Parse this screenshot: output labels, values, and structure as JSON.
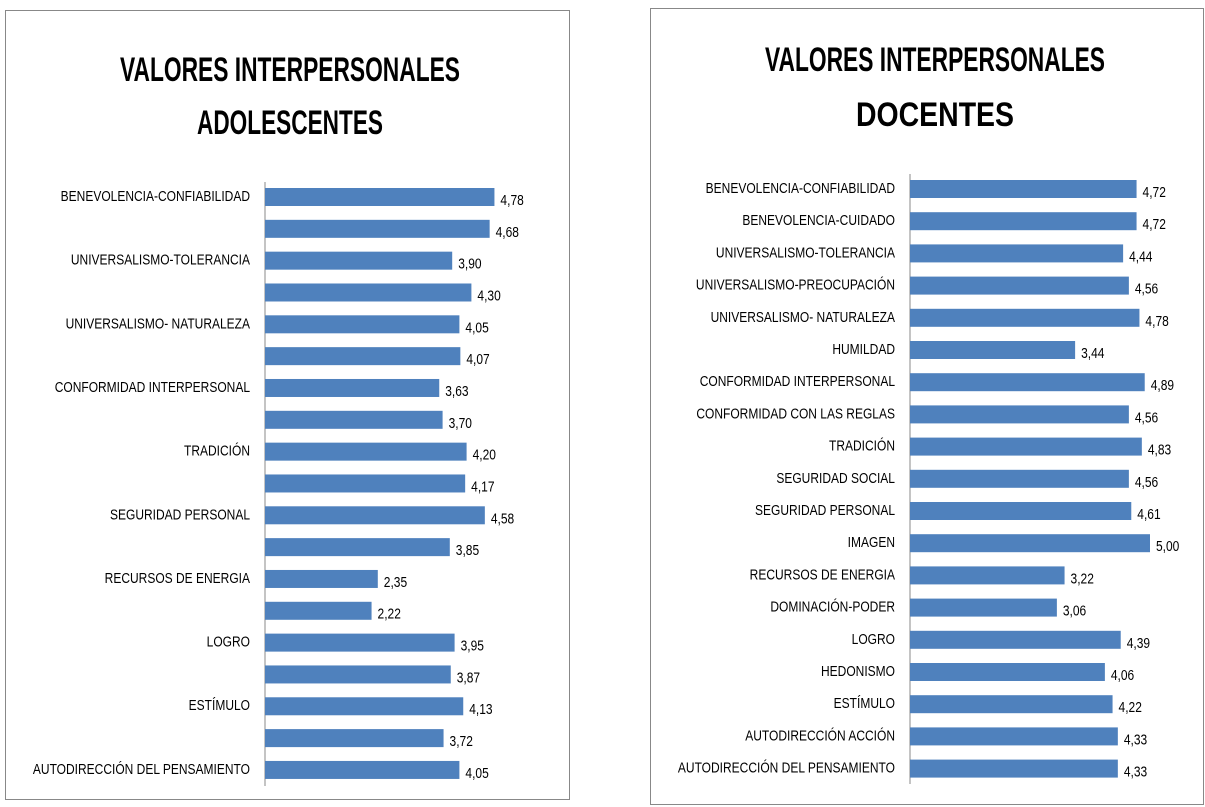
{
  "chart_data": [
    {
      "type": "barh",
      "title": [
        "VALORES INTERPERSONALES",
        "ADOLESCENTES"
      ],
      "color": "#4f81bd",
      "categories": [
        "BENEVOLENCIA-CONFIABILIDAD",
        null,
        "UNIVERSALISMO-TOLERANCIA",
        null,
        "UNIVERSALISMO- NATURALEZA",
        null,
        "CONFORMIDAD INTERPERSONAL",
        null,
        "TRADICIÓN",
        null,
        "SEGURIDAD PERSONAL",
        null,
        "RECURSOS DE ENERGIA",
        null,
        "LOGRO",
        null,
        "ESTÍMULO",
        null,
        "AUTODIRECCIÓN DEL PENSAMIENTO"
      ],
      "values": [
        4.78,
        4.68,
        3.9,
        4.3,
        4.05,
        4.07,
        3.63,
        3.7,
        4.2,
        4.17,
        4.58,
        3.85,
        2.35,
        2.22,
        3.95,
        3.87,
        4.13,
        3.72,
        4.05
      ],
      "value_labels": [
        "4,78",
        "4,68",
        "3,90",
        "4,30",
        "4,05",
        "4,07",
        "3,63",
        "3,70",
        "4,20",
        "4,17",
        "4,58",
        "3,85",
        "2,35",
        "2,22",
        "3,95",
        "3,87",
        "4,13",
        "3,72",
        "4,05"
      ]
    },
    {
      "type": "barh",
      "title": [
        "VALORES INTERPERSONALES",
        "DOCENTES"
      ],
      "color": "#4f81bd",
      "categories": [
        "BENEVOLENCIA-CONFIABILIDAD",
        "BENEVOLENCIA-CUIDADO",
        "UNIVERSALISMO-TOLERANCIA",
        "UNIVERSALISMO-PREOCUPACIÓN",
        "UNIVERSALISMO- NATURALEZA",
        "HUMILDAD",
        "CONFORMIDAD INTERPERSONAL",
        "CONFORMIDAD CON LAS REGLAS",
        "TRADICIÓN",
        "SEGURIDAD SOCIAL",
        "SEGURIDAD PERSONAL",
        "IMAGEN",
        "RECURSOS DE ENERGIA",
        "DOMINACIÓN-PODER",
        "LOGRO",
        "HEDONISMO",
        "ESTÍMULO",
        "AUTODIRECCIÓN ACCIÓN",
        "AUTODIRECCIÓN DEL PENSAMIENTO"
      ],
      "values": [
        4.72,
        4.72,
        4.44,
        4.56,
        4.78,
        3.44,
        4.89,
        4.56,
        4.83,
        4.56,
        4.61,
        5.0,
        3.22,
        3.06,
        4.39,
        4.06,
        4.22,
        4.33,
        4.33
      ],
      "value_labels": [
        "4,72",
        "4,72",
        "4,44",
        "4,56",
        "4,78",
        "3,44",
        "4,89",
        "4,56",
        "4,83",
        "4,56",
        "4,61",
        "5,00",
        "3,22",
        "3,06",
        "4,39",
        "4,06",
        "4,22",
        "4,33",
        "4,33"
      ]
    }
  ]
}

________

> **Exercise aim**:
Do not include images; quote all of the entries above exactly.

> **Solution to this problem**:
Parse this screenshot: output labels, values, and structure as JSON.
{
  "chart_data": [
    {
      "type": "barh",
      "title": [
        "VALORES INTERPERSONALES",
        "ADOLESCENTES"
      ],
      "color": "#4f81bd",
      "categories": [
        "BENEVOLENCIA-CONFIABILIDAD",
        null,
        "UNIVERSALISMO-TOLERANCIA",
        null,
        "UNIVERSALISMO- NATURALEZA",
        null,
        "CONFORMIDAD INTERPERSONAL",
        null,
        "TRADICIÓN",
        null,
        "SEGURIDAD PERSONAL",
        null,
        "RECURSOS DE ENERGIA",
        null,
        "LOGRO",
        null,
        "ESTÍMULO",
        null,
        "AUTODIRECCIÓN DEL PENSAMIENTO"
      ],
      "values": [
        4.78,
        4.68,
        3.9,
        4.3,
        4.05,
        4.07,
        3.63,
        3.7,
        4.2,
        4.17,
        4.58,
        3.85,
        2.35,
        2.22,
        3.95,
        3.87,
        4.13,
        3.72,
        4.05
      ],
      "value_labels": [
        "4,78",
        "4,68",
        "3,90",
        "4,30",
        "4,05",
        "4,07",
        "3,63",
        "3,70",
        "4,20",
        "4,17",
        "4,58",
        "3,85",
        "2,35",
        "2,22",
        "3,95",
        "3,87",
        "4,13",
        "3,72",
        "4,05"
      ]
    },
    {
      "type": "barh",
      "title": [
        "VALORES INTERPERSONALES",
        "DOCENTES"
      ],
      "color": "#4f81bd",
      "categories": [
        "BENEVOLENCIA-CONFIABILIDAD",
        "BENEVOLENCIA-CUIDADO",
        "UNIVERSALISMO-TOLERANCIA",
        "UNIVERSALISMO-PREOCUPACIÓN",
        "UNIVERSALISMO- NATURALEZA",
        "HUMILDAD",
        "CONFORMIDAD INTERPERSONAL",
        "CONFORMIDAD CON LAS REGLAS",
        "TRADICIÓN",
        "SEGURIDAD SOCIAL",
        "SEGURIDAD PERSONAL",
        "IMAGEN",
        "RECURSOS DE ENERGIA",
        "DOMINACIÓN-PODER",
        "LOGRO",
        "HEDONISMO",
        "ESTÍMULO",
        "AUTODIRECCIÓN ACCIÓN",
        "AUTODIRECCIÓN DEL PENSAMIENTO"
      ],
      "values": [
        4.72,
        4.72,
        4.44,
        4.56,
        4.78,
        3.44,
        4.89,
        4.56,
        4.83,
        4.56,
        4.61,
        5.0,
        3.22,
        3.06,
        4.39,
        4.06,
        4.22,
        4.33,
        4.33
      ],
      "value_labels": [
        "4,72",
        "4,72",
        "4,44",
        "4,56",
        "4,78",
        "3,44",
        "4,89",
        "4,56",
        "4,83",
        "4,56",
        "4,61",
        "5,00",
        "3,22",
        "3,06",
        "4,39",
        "4,06",
        "4,22",
        "4,33",
        "4,33"
      ]
    }
  ]
}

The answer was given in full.